* Exercise
Select the lines of the records containing the word "interest" and list them.
┌──
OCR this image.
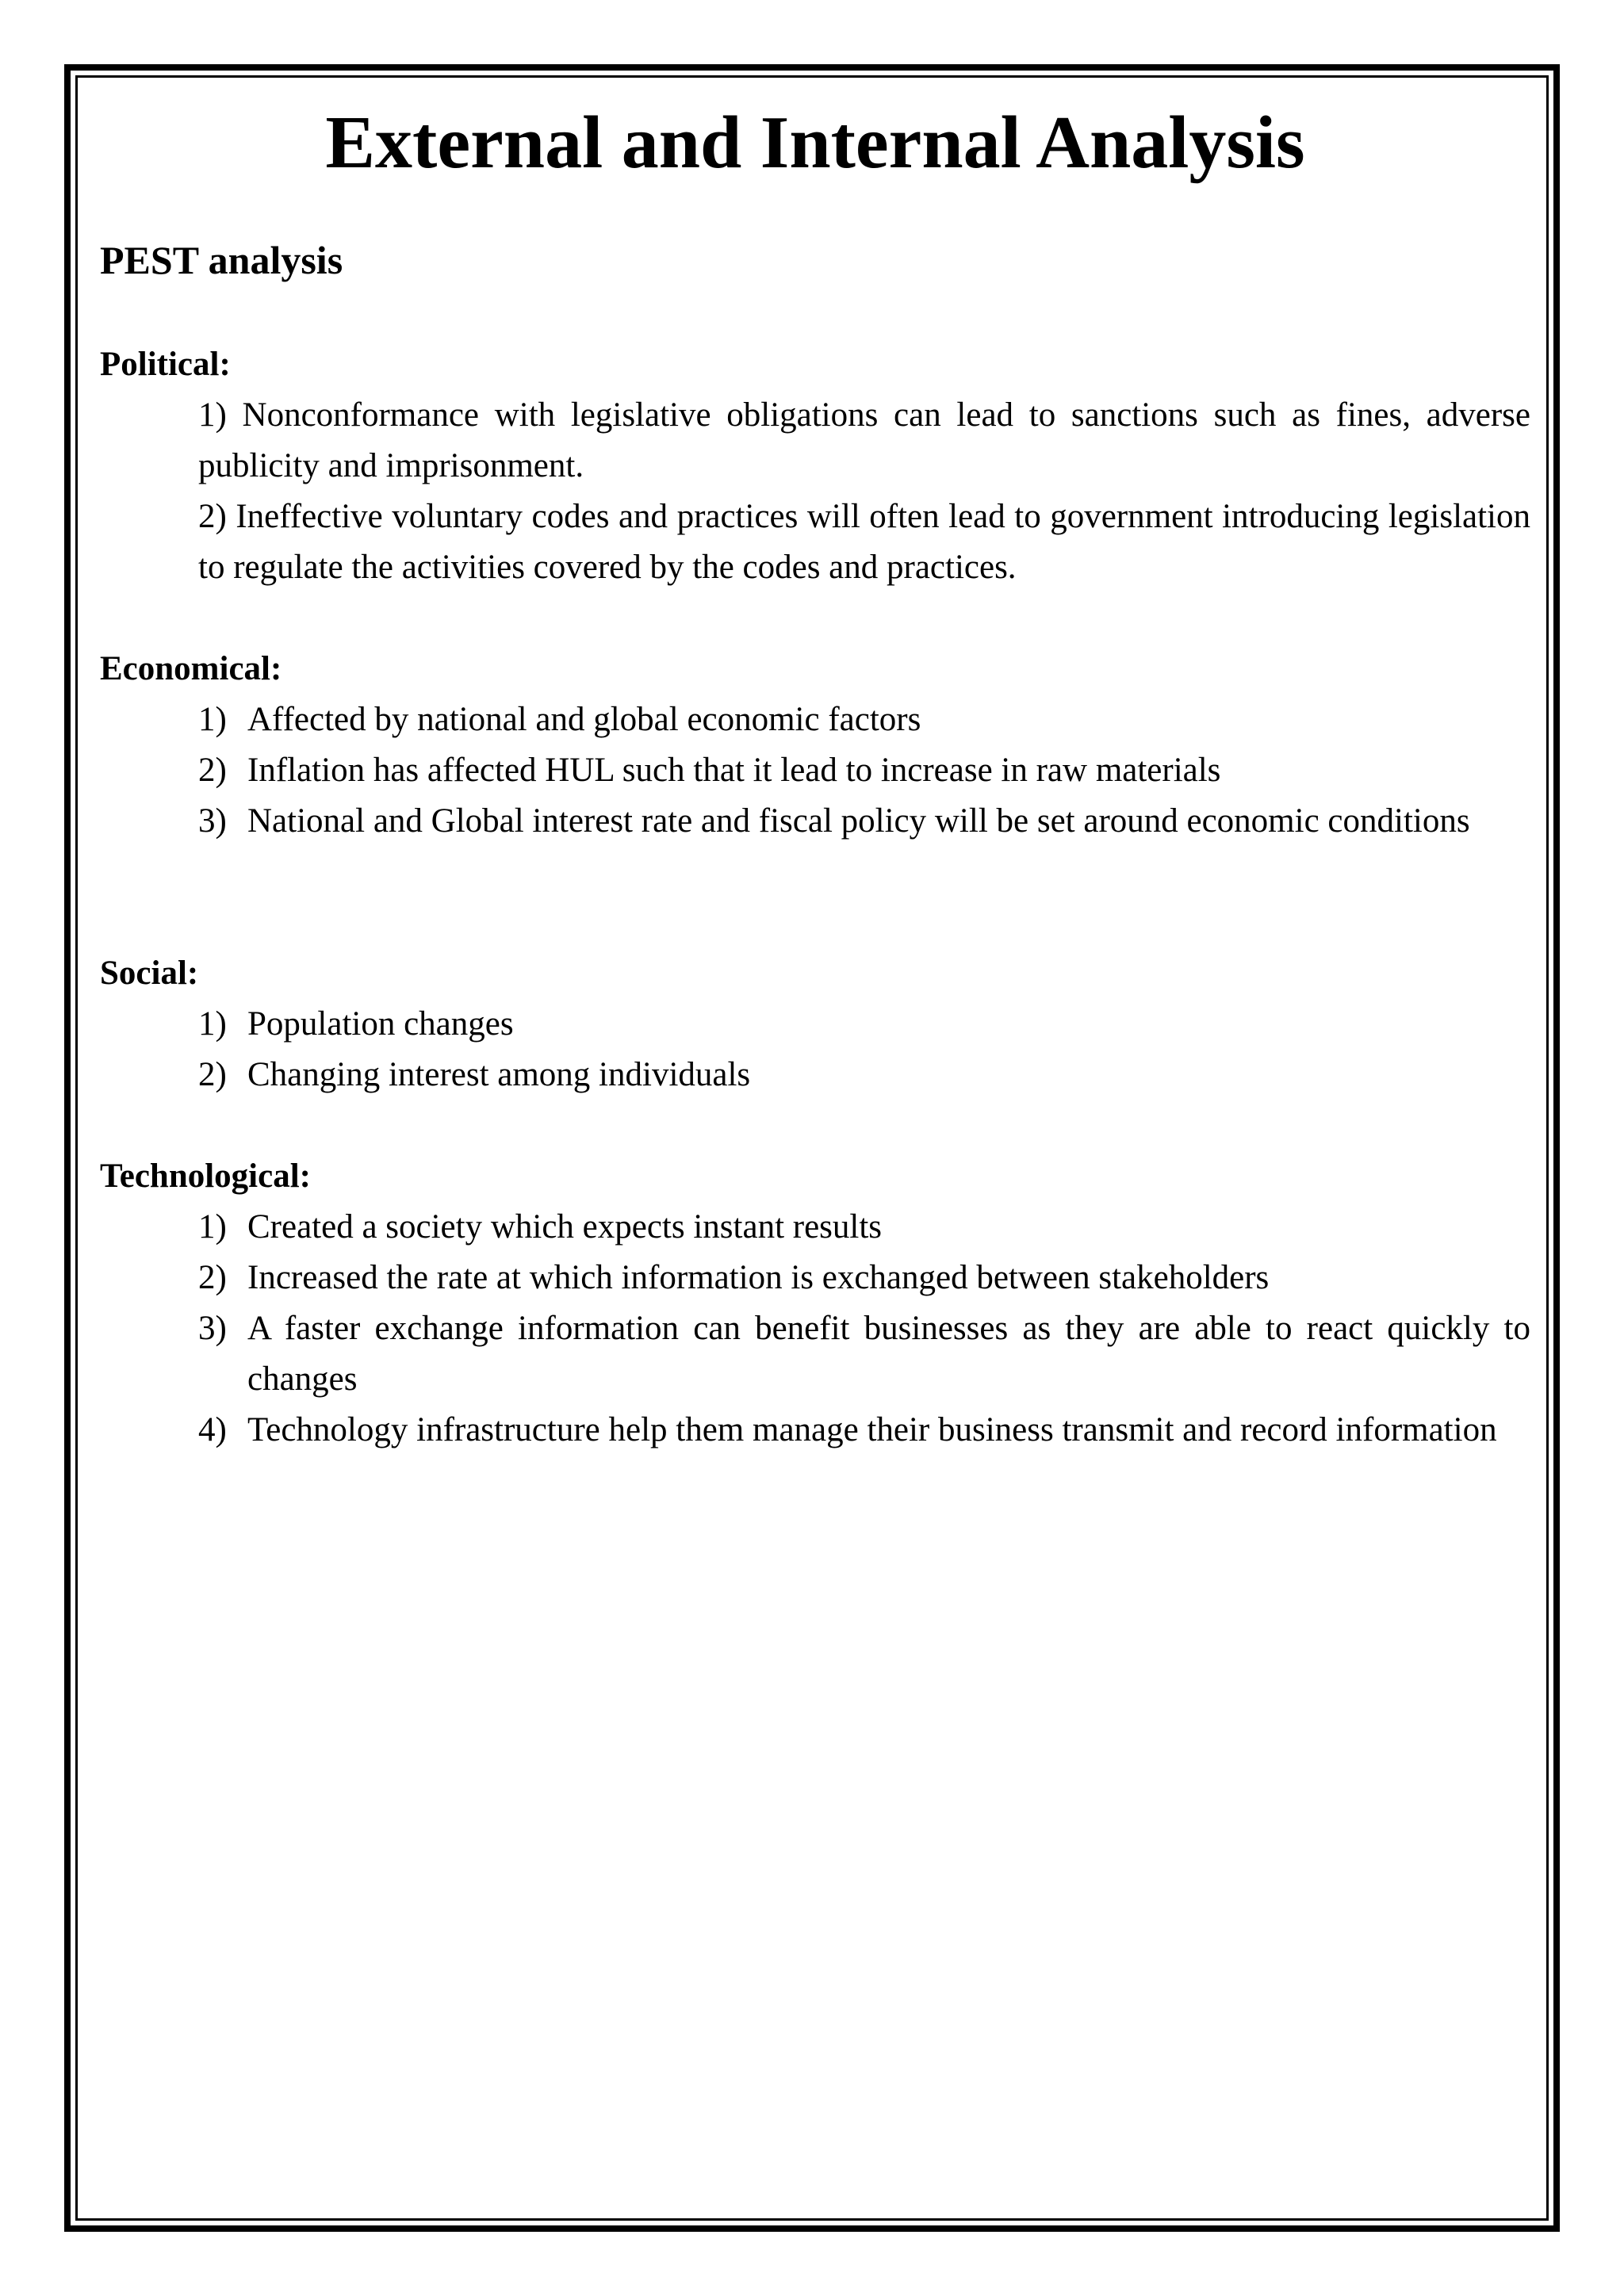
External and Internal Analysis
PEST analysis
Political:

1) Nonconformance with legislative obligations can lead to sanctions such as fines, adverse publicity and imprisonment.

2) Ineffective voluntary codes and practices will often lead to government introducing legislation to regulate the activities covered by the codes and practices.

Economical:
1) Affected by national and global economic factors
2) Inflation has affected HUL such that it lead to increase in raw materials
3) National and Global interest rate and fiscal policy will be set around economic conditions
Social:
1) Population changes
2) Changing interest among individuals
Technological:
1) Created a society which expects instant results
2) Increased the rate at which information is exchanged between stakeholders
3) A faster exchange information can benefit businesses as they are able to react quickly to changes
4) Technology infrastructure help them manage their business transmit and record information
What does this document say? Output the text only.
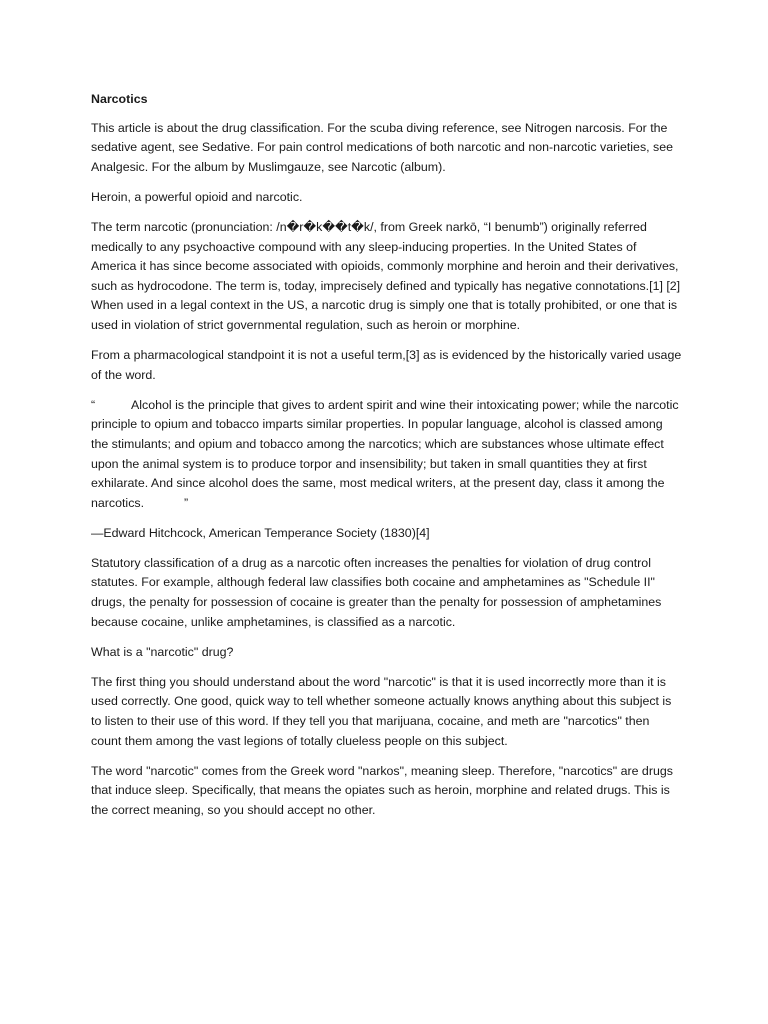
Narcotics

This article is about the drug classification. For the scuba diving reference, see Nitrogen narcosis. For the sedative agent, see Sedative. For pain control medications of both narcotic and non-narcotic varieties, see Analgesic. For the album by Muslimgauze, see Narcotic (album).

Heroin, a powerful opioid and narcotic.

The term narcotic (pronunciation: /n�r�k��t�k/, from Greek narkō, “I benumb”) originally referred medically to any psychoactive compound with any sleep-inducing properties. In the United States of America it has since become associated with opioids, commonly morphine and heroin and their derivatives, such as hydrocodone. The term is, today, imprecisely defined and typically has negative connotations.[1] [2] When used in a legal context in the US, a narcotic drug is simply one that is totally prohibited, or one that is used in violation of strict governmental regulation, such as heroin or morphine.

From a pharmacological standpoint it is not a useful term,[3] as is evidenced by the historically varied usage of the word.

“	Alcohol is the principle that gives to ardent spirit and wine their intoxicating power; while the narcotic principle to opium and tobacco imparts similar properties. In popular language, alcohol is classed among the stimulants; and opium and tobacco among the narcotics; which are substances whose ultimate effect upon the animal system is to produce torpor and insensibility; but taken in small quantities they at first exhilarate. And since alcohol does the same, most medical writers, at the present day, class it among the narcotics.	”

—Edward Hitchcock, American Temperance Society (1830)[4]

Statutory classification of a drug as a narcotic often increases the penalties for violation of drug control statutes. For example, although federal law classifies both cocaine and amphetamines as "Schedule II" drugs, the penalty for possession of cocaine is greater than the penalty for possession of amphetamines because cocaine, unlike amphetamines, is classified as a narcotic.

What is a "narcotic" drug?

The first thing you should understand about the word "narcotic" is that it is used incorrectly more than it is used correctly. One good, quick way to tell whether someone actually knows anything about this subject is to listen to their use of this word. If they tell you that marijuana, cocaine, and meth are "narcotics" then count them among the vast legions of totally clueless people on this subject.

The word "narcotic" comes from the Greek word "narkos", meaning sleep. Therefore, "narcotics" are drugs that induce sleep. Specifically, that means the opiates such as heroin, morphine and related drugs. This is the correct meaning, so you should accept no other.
└──
* Exercise response
3) National and Global interest rate and fiscal policy will be set around economic conditions
2) Changing interest among individuals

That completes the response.